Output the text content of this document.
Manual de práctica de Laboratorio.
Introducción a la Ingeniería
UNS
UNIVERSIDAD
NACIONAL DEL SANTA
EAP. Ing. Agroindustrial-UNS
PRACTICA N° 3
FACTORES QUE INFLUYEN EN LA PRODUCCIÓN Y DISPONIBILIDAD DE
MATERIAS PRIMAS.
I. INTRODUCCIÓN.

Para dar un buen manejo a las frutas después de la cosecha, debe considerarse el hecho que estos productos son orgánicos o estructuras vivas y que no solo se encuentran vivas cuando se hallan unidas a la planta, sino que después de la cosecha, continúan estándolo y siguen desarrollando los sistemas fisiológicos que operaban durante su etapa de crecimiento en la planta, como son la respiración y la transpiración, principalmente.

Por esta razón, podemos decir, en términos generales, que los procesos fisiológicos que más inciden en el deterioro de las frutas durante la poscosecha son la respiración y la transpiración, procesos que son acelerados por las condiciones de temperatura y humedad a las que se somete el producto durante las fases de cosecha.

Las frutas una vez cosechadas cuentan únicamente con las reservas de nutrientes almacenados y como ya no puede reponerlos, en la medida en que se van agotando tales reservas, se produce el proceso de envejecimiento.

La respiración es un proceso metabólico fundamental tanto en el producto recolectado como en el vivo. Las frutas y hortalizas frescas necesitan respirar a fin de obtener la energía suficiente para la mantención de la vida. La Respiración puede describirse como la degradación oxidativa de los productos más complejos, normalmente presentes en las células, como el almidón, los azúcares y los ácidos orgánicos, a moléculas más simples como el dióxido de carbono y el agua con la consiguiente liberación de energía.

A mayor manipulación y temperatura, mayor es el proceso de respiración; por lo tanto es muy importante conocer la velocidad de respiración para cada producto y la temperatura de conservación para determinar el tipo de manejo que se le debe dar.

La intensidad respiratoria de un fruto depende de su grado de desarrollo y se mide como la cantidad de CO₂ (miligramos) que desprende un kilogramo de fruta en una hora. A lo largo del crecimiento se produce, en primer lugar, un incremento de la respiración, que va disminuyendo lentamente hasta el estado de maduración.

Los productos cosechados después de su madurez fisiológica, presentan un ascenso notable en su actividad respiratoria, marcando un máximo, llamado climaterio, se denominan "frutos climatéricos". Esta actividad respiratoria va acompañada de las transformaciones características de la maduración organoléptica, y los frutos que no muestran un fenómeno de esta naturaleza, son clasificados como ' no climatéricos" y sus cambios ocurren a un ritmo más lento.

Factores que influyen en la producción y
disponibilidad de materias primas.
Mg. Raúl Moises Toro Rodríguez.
────
[STATED PROBLEM]: Write out the full listing exactly as given.

[ANSWER TO THE PROBLEM]:
Output the text content of this document.
Manual de práctica de Laboratorio.
Introducción a la Ingeniería
UNS
UNIVERSIDAD
NACIONAL DEL SANTA
EAP. Ing. Agroindustrial-UNS
PRACTICA N° 3
FACTORES QUE INFLUYEN EN LA PRODUCCIÓN Y DISPONIBILIDAD DE
MATERIAS PRIMAS.
I. INTRODUCCIÓN.

Para dar un buen manejo a las frutas después de la cosecha, debe considerarse el hecho que estos productos son orgánicos o estructuras vivas y que no solo se encuentran vivas cuando se hallan unidas a la planta, sino que después de la cosecha, continúan estándolo y siguen desarrollando los sistemas fisiológicos que operaban durante su etapa de crecimiento en la planta, como son la respiración y la transpiración, principalmente.

Por esta razón, podemos decir, en términos generales, que los procesos fisiológicos que más inciden en el deterioro de las frutas durante la poscosecha son la respiración y la transpiración, procesos que son acelerados por las condiciones de temperatura y humedad a las que se somete el producto durante las fases de cosecha.

Las frutas una vez cosechadas cuentan únicamente con las reservas de nutrientes almacenados y como ya no puede reponerlos, en la medida en que se van agotando tales reservas, se produce el proceso de envejecimiento.

La respiración es un proceso metabólico fundamental tanto en el producto recolectado como en el vivo. Las frutas y hortalizas frescas necesitan respirar a fin de obtener la energía suficiente para la mantención de la vida. La Respiración puede describirse como la degradación oxidativa de los productos más complejos, normalmente presentes en las células, como el almidón, los azúcares y los ácidos orgánicos, a moléculas más simples como el dióxido de carbono y el agua con la consiguiente liberación de energía.

A mayor manipulación y temperatura, mayor es el proceso de respiración; por lo tanto es muy importante conocer la velocidad de respiración para cada producto y la temperatura de conservación para determinar el tipo de manejo que se le debe dar.

La intensidad respiratoria de un fruto depende de su grado de desarrollo y se mide como la cantidad de CO₂ (miligramos) que desprende un kilogramo de fruta en una hora. A lo largo del crecimiento se produce, en primer lugar, un incremento de la respiración, que va disminuyendo lentamente hasta el estado de maduración.

Los productos cosechados después de su madurez fisiológica, presentan un ascenso notable en su actividad respiratoria, marcando un máximo, llamado climaterio, se denominan "frutos climatéricos". Esta actividad respiratoria va acompañada de las transformaciones características de la maduración organoléptica, y los frutos que no muestran un fenómeno de esta naturaleza, son clasificados como ' no climatéricos" y sus cambios ocurren a un ritmo más lento.

Factores que influyen en la producción y
disponibilidad de materias primas.
Mg. Raúl Moises Toro Rodríguez.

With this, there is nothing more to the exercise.